* **TASK DETAILS**
Look through the data below and report how many lines include "Down". Only the number should be given.

* **GIVEN DATA**
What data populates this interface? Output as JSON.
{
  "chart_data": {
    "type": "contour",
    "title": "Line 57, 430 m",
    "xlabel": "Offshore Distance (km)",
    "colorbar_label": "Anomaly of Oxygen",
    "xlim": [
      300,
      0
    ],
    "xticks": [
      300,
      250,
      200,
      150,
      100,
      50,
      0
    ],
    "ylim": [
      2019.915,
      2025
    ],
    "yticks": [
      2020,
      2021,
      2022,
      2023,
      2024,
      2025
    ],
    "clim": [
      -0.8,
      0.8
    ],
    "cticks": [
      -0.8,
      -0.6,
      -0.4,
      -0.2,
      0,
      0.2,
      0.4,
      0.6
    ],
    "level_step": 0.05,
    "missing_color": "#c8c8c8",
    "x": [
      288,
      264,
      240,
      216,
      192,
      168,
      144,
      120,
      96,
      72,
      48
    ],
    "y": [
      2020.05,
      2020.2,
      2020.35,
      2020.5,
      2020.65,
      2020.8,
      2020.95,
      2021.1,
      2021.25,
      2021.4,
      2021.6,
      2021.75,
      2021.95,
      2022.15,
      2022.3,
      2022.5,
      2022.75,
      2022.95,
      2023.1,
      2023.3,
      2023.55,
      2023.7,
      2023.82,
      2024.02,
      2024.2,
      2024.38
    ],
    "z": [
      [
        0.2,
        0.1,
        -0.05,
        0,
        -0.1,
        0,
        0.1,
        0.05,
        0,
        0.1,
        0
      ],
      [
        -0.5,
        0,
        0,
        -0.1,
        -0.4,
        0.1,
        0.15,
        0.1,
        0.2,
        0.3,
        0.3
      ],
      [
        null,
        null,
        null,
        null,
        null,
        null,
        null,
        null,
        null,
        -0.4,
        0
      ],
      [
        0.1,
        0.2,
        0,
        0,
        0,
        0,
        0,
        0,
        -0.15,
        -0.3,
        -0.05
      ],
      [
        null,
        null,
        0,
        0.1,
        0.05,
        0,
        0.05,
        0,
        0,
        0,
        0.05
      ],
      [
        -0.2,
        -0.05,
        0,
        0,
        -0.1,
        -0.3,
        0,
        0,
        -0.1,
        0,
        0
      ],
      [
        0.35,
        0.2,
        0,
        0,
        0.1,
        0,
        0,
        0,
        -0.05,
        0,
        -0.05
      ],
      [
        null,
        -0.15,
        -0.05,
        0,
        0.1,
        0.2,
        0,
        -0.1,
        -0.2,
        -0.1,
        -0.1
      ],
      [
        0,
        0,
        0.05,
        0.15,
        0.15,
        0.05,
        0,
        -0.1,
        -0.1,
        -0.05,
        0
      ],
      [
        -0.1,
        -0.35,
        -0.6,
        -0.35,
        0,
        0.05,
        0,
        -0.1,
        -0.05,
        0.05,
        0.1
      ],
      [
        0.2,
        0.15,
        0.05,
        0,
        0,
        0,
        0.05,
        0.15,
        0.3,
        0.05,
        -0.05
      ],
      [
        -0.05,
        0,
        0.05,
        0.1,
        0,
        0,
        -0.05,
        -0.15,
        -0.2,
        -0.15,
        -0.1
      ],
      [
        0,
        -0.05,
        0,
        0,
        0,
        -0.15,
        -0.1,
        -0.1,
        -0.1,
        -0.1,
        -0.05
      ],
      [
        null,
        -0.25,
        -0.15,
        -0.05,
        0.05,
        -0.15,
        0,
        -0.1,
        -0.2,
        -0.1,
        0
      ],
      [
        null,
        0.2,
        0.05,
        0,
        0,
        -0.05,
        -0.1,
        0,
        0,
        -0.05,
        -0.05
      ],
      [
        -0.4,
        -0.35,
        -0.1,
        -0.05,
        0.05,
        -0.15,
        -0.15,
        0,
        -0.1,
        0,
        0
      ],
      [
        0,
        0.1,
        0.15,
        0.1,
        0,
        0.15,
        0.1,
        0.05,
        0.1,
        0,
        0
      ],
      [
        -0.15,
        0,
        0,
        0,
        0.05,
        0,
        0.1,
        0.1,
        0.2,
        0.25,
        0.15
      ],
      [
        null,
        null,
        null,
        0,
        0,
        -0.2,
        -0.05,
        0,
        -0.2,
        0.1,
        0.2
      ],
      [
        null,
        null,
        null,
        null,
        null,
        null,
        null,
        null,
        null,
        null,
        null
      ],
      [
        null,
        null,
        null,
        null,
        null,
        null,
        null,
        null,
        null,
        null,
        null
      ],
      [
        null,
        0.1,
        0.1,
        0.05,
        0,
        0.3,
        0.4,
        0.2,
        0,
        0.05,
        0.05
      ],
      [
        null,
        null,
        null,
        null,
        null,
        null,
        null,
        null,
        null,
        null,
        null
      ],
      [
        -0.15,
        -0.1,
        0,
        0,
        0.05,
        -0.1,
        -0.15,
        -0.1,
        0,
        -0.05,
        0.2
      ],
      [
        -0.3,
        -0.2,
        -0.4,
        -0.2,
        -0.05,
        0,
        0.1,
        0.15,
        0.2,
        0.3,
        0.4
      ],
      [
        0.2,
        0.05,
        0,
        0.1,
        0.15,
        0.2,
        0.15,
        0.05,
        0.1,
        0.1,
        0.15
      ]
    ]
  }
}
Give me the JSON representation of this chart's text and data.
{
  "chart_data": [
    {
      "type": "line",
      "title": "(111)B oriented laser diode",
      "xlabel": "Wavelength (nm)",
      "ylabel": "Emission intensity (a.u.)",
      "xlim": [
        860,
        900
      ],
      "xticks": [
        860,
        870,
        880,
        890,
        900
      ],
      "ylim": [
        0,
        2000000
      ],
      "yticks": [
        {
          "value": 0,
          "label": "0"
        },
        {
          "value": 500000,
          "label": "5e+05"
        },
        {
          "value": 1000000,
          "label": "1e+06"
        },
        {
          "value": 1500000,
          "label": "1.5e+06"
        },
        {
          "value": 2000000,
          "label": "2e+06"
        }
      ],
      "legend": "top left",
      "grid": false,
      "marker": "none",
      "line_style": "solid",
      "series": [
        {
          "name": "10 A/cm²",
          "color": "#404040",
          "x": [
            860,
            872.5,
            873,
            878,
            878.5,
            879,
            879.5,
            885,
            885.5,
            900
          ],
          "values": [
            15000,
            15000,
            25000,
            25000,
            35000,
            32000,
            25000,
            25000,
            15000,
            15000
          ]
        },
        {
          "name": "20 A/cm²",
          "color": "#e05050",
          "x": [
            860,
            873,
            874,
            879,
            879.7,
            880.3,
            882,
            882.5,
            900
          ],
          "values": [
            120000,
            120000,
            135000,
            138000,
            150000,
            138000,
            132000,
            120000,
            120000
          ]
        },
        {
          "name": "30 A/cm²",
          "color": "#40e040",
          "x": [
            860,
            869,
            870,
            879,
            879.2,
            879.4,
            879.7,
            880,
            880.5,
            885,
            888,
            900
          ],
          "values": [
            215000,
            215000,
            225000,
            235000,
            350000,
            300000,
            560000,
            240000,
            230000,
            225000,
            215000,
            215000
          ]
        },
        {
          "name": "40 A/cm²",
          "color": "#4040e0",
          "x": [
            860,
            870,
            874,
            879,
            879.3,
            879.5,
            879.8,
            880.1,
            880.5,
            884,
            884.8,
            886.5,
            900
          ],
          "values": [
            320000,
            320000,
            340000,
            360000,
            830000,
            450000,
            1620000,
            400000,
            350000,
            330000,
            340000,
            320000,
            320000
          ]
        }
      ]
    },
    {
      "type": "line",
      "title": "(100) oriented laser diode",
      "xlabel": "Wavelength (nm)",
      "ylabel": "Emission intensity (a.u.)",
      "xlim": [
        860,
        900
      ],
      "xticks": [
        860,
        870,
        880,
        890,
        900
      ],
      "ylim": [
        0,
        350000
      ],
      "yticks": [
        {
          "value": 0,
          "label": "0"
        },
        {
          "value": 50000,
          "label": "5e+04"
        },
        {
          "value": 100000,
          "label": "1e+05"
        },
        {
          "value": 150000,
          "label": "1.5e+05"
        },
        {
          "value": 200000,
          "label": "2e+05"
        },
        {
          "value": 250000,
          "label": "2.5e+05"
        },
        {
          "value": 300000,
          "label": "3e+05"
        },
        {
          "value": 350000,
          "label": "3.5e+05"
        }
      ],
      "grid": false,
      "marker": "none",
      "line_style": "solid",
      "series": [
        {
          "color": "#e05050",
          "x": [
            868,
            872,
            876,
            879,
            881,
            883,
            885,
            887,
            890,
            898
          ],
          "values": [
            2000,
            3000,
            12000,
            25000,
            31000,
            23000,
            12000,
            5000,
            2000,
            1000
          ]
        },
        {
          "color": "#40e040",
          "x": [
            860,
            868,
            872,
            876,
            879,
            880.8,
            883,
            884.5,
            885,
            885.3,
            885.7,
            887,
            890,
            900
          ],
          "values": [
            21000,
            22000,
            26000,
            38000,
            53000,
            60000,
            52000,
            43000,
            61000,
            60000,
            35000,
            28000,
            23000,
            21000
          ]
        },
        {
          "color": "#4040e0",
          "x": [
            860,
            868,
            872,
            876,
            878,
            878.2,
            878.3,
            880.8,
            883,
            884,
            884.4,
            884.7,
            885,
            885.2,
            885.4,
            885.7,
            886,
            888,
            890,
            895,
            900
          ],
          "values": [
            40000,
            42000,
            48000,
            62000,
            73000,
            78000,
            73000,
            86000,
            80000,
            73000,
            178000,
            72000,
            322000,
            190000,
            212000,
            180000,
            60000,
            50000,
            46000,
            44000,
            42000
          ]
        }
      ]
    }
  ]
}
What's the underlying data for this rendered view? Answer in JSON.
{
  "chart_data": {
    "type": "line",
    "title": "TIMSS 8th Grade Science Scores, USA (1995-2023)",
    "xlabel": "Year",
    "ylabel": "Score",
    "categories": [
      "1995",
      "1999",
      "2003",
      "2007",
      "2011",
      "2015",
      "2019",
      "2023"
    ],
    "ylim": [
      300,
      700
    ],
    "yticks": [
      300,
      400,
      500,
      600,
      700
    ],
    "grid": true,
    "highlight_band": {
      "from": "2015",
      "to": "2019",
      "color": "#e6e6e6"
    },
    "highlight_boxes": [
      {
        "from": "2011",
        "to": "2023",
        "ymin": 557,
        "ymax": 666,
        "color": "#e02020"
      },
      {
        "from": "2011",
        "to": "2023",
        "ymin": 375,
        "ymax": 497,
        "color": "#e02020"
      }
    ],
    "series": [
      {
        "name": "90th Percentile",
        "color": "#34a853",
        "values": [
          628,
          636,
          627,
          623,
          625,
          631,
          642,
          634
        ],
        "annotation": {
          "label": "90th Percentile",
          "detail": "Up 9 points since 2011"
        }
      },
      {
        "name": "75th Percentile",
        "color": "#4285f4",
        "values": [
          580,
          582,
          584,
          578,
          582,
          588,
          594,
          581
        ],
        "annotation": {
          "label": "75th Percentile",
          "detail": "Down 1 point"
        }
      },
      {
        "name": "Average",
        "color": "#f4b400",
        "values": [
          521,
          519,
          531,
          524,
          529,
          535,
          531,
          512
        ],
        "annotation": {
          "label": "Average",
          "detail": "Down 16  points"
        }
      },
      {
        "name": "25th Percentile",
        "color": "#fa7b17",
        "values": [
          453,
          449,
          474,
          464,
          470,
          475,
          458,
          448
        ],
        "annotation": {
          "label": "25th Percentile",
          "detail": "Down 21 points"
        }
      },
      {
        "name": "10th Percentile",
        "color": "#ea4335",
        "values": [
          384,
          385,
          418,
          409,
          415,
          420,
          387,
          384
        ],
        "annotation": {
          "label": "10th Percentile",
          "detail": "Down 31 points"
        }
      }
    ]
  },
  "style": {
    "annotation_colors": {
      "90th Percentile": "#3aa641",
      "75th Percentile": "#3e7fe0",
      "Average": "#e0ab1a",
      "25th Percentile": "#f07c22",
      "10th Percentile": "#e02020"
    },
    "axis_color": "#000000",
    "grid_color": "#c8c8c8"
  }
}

* **SOLUTION TO THIS TASK**
4